┌──

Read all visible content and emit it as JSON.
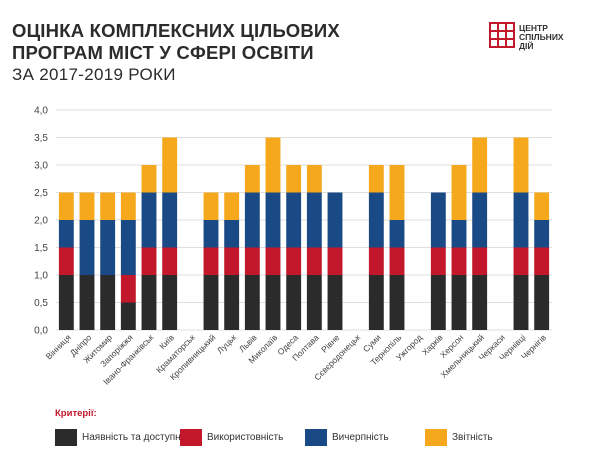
{
  "header": {
    "title_line1": "ОЦІНКА КОМПЛЕКСНИХ ЦІЛЬОВИХ",
    "title_line2": "ПРОГРАМ МІСТ У СФЕРІ ОСВІТИ",
    "subtitle": "ЗА 2017-2019 РОКИ"
  },
  "logo": {
    "line1": "ЦЕНТР",
    "line2": "СПІЛЬНИХ",
    "line3": "ДІЙ",
    "color": "#c3172b"
  },
  "legend": {
    "title": "Критерії:"
  },
  "chart_data": {
    "type": "bar",
    "stacked": true,
    "ylim": [
      0,
      4
    ],
    "yticks": [
      "0,0",
      "0,5",
      "1,0",
      "1,5",
      "2,0",
      "2,5",
      "3,0",
      "3,5",
      "4,0"
    ],
    "grid": true,
    "legend_position": "bottom",
    "categories": [
      "Вінниця",
      "Дніпро",
      "Житомир",
      "Запоріжжя",
      "Івано-Франківськ",
      "Київ",
      "Краматорськ",
      "Кропивницький",
      "Луцьк",
      "Львів",
      "Миколаїв",
      "Одеса",
      "Полтава",
      "Рівне",
      "Сєвєродонецьк",
      "Суми",
      "Тернопіль",
      "Ужгород",
      "Харків",
      "Херсон",
      "Хмельницький",
      "Черкаси",
      "Чернівці",
      "Чернігів"
    ],
    "series": [
      {
        "name": "Наявність та доступність",
        "color": "#2b2b2b",
        "values": [
          1,
          1,
          1,
          0.5,
          1,
          1,
          0,
          1,
          1,
          1,
          1,
          1,
          1,
          1,
          0,
          1,
          1,
          0,
          1,
          1,
          1,
          0,
          1,
          1
        ]
      },
      {
        "name": "Використовність",
        "color": "#c3172b",
        "values": [
          0.5,
          0,
          0,
          0.5,
          0.5,
          0.5,
          0,
          0.5,
          0.5,
          0.5,
          0.5,
          0.5,
          0.5,
          0.5,
          0,
          0.5,
          0.5,
          0,
          0.5,
          0.5,
          0.5,
          0,
          0.5,
          0.5
        ]
      },
      {
        "name": "Вичерпність",
        "color": "#1a4a86",
        "values": [
          0.5,
          1,
          1,
          1,
          1,
          1,
          0,
          0.5,
          0.5,
          1,
          1,
          1,
          1,
          1,
          0,
          1,
          0.5,
          0,
          1,
          0.5,
          1,
          0,
          1,
          0.5
        ]
      },
      {
        "name": "Звітність",
        "color": "#f5a81c",
        "values": [
          0.5,
          0.5,
          0.5,
          0.5,
          0.5,
          1,
          0,
          0.5,
          0.5,
          0.5,
          1,
          0.5,
          0.5,
          0,
          0,
          0.5,
          1,
          0,
          0,
          1,
          1,
          0,
          1,
          0.5
        ]
      }
    ]
  }
}
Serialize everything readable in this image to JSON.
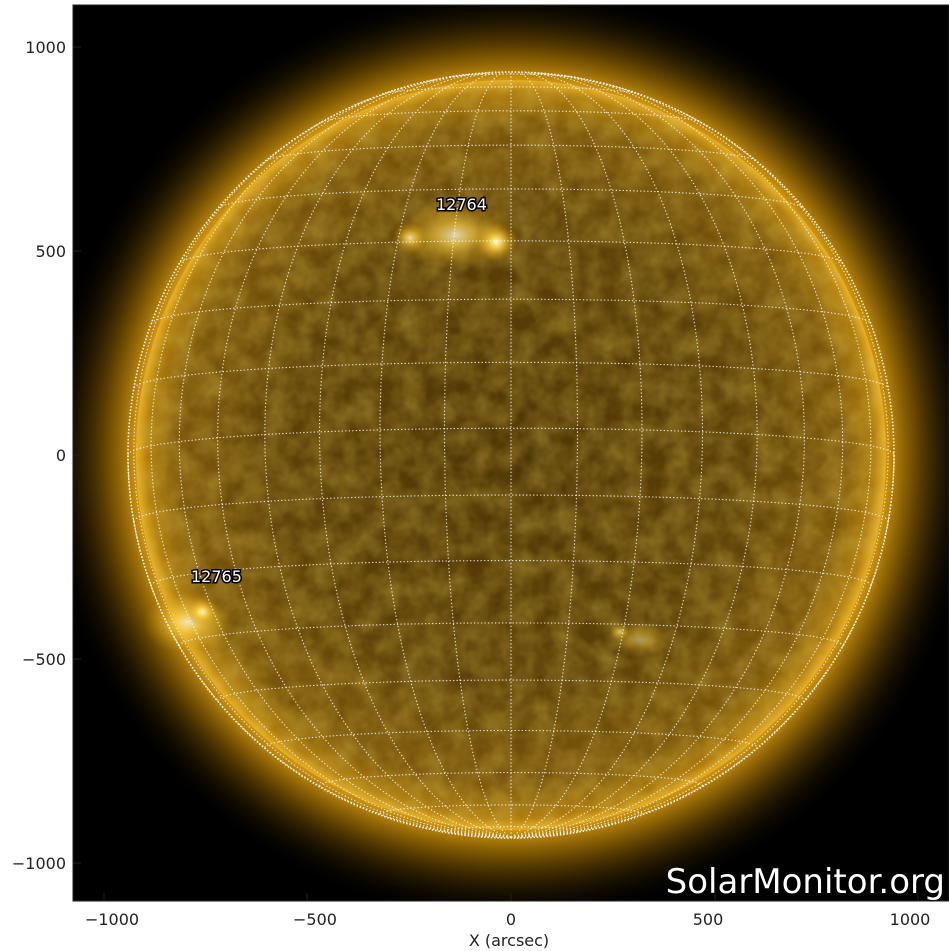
{
  "image": {
    "x_axis_title": "X (arcsec)",
    "watermark_text": "SolarMonitor.org",
    "x_tick_labels": [
      "−1000",
      "−500",
      "0",
      "500",
      "1000"
    ],
    "y_tick_labels": [
      "1000",
      "500",
      "0",
      "−500",
      "−1000"
    ],
    "active_regions": [
      {
        "label": "12764"
      },
      {
        "label": "12765"
      }
    ],
    "colors": {
      "disk_center": "#5a3e06",
      "disk_edge": "#a8780c",
      "limb_glow": "#ffcc33",
      "corona": "#b07a00",
      "background": "#000000",
      "grid": "#ffffff",
      "bright_loops": "#fff2b0"
    }
  }
}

└──

▶ [WHAT IS REQUIRED]
Copy the listing exactly. Any image in it stays out of the copy.

▶ [ANSWER TO THIS PROBLEM]
Read all visible content and emit it as JSON.
{
  "header": {
    "title_line1": "ОЦІНКА КОМПЛЕКСНИХ ЦІЛЬОВИХ",
    "title_line2": "ПРОГРАМ МІСТ У СФЕРІ ОСВІТИ",
    "subtitle": "ЗА 2017-2019 РОКИ"
  },
  "logo": {
    "line1": "ЦЕНТР",
    "line2": "СПІЛЬНИХ",
    "line3": "ДІЙ",
    "color": "#c3172b"
  },
  "legend": {
    "title": "Критерії:"
  },
  "chart_data": {
    "type": "bar",
    "stacked": true,
    "ylim": [
      0,
      4
    ],
    "yticks": [
      "0,0",
      "0,5",
      "1,0",
      "1,5",
      "2,0",
      "2,5",
      "3,0",
      "3,5",
      "4,0"
    ],
    "grid": true,
    "legend_position": "bottom",
    "categories": [
      "Вінниця",
      "Дніпро",
      "Житомир",
      "Запоріжжя",
      "Івано-Франківськ",
      "Київ",
      "Краматорськ",
      "Кропивницький",
      "Луцьк",
      "Львів",
      "Миколаїв",
      "Одеса",
      "Полтава",
      "Рівне",
      "Сєвєродонецьк",
      "Суми",
      "Тернопіль",
      "Ужгород",
      "Харків",
      "Херсон",
      "Хмельницький",
      "Черкаси",
      "Чернівці",
      "Чернігів"
    ],
    "series": [
      {
        "name": "Наявність та доступність",
        "color": "#2b2b2b",
        "values": [
          1,
          1,
          1,
          0.5,
          1,
          1,
          0,
          1,
          1,
          1,
          1,
          1,
          1,
          1,
          0,
          1,
          1,
          0,
          1,
          1,
          1,
          0,
          1,
          1
        ]
      },
      {
        "name": "Використовність",
        "color": "#c3172b",
        "values": [
          0.5,
          0,
          0,
          0.5,
          0.5,
          0.5,
          0,
          0.5,
          0.5,
          0.5,
          0.5,
          0.5,
          0.5,
          0.5,
          0,
          0.5,
          0.5,
          0,
          0.5,
          0.5,
          0.5,
          0,
          0.5,
          0.5
        ]
      },
      {
        "name": "Вичерпність",
        "color": "#1a4a86",
        "values": [
          0.5,
          1,
          1,
          1,
          1,
          1,
          0,
          0.5,
          0.5,
          1,
          1,
          1,
          1,
          1,
          0,
          1,
          0.5,
          0,
          1,
          0.5,
          1,
          0,
          1,
          0.5
        ]
      },
      {
        "name": "Звітність",
        "color": "#f5a81c",
        "values": [
          0.5,
          0.5,
          0.5,
          0.5,
          0.5,
          1,
          0,
          0.5,
          0.5,
          0.5,
          1,
          0.5,
          0.5,
          0,
          0,
          0.5,
          1,
          0,
          0,
          1,
          1,
          0,
          1,
          0.5
        ]
      }
    ]
  }
}
Serialize everything readable in this image to JSON.
{
  "image": {
    "x_axis_title": "X (arcsec)",
    "watermark_text": "SolarMonitor.org",
    "x_tick_labels": [
      "−1000",
      "−500",
      "0",
      "500",
      "1000"
    ],
    "y_tick_labels": [
      "1000",
      "500",
      "0",
      "−500",
      "−1000"
    ],
    "active_regions": [
      {
        "label": "12764"
      },
      {
        "label": "12765"
      }
    ],
    "colors": {
      "disk_center": "#5a3e06",
      "disk_edge": "#a8780c",
      "limb_glow": "#ffcc33",
      "corona": "#b07a00",
      "background": "#000000",
      "grid": "#ffffff",
      "bright_loops": "#fff2b0"
    }
  }
}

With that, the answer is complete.